#### Task data:

====

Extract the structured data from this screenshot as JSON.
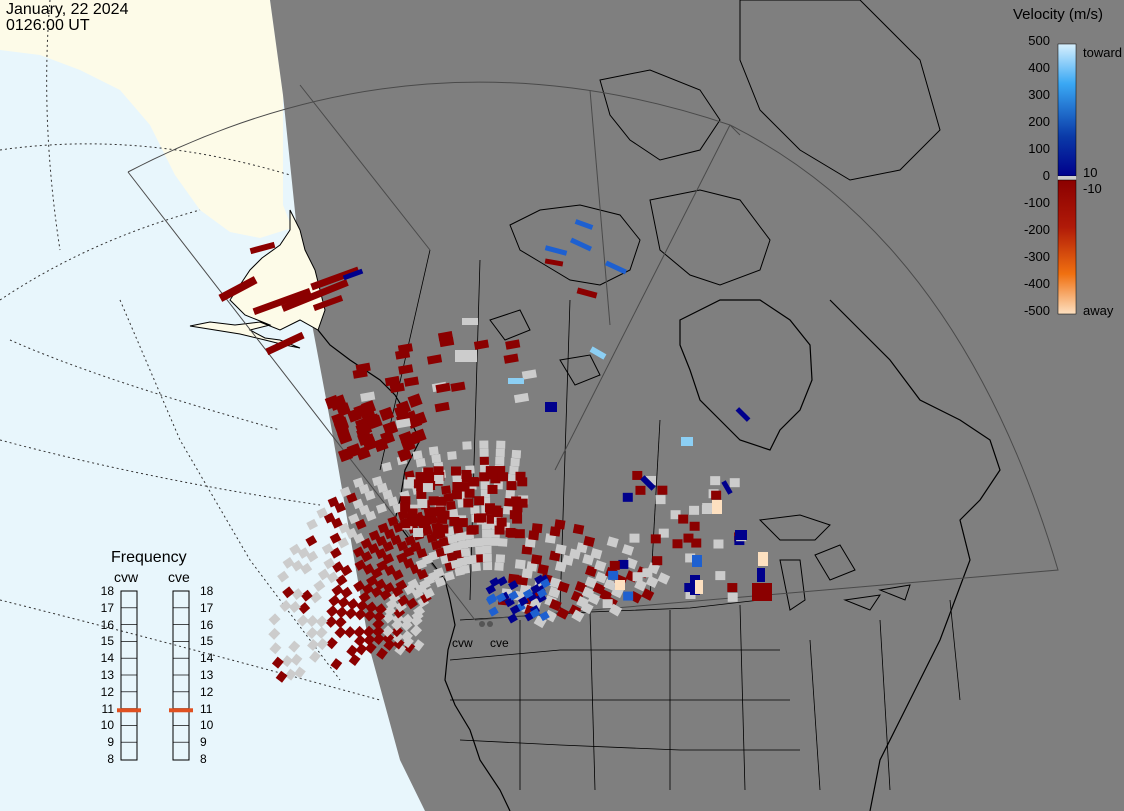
{
  "header": {
    "date": "January, 22 2024",
    "time": "0126:00 UT"
  },
  "legend": {
    "title": "Velocity (m/s)",
    "ticks": [
      "500",
      "400",
      "300",
      "200",
      "100",
      "0",
      "-100",
      "-200",
      "-300",
      "-400",
      "-500"
    ],
    "inner_pos": "10",
    "inner_neg": "-10",
    "toward_label": "toward",
    "away_label": "away",
    "colors": {
      "toward_light": "#bfe8fb",
      "toward_mid": "#1e90e8",
      "toward_dark": "#0a3aa8",
      "near_zero_pos": "#00008c",
      "near_zero_neg": "#8b0000",
      "away_mid": "#e06010",
      "away_light": "#fde0c0",
      "ground_scatter": "#cccccc"
    }
  },
  "frequency_panel": {
    "title": "Frequency",
    "radars": [
      {
        "id": "cvw",
        "label": "cvw",
        "value": 10.9
      },
      {
        "id": "cve",
        "label": "cve",
        "value": 10.9
      }
    ],
    "scale": [
      "18",
      "17",
      "16",
      "15",
      "14",
      "13",
      "12",
      "11",
      "10",
      "9",
      "8"
    ]
  },
  "radar_sites": [
    "cvw",
    "cve"
  ],
  "map_colors": {
    "ocean": "#e8f6fc",
    "night": "#7f7f7f",
    "day_land": "#fdfbe8",
    "coast": "#000000",
    "fov": "#4a4a4a"
  }
}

====

#### What the task asks:
All of the material above should be reproduced exactly, except the pictures.

#### Complete answer:
Extract the structured data from this screenshot as JSON.
{
  "header": {
    "date": "January, 22 2024",
    "time": "0126:00 UT"
  },
  "legend": {
    "title": "Velocity (m/s)",
    "ticks": [
      "500",
      "400",
      "300",
      "200",
      "100",
      "0",
      "-100",
      "-200",
      "-300",
      "-400",
      "-500"
    ],
    "inner_pos": "10",
    "inner_neg": "-10",
    "toward_label": "toward",
    "away_label": "away",
    "colors": {
      "toward_light": "#bfe8fb",
      "toward_mid": "#1e90e8",
      "toward_dark": "#0a3aa8",
      "near_zero_pos": "#00008c",
      "near_zero_neg": "#8b0000",
      "away_mid": "#e06010",
      "away_light": "#fde0c0",
      "ground_scatter": "#cccccc"
    }
  },
  "frequency_panel": {
    "title": "Frequency",
    "radars": [
      {
        "id": "cvw",
        "label": "cvw",
        "value": 10.9
      },
      {
        "id": "cve",
        "label": "cve",
        "value": 10.9
      }
    ],
    "scale": [
      "18",
      "17",
      "16",
      "15",
      "14",
      "13",
      "12",
      "11",
      "10",
      "9",
      "8"
    ]
  },
  "radar_sites": [
    "cvw",
    "cve"
  ],
  "map_colors": {
    "ocean": "#e8f6fc",
    "night": "#7f7f7f",
    "day_land": "#fdfbe8",
    "coast": "#000000",
    "fov": "#4a4a4a"
  }
}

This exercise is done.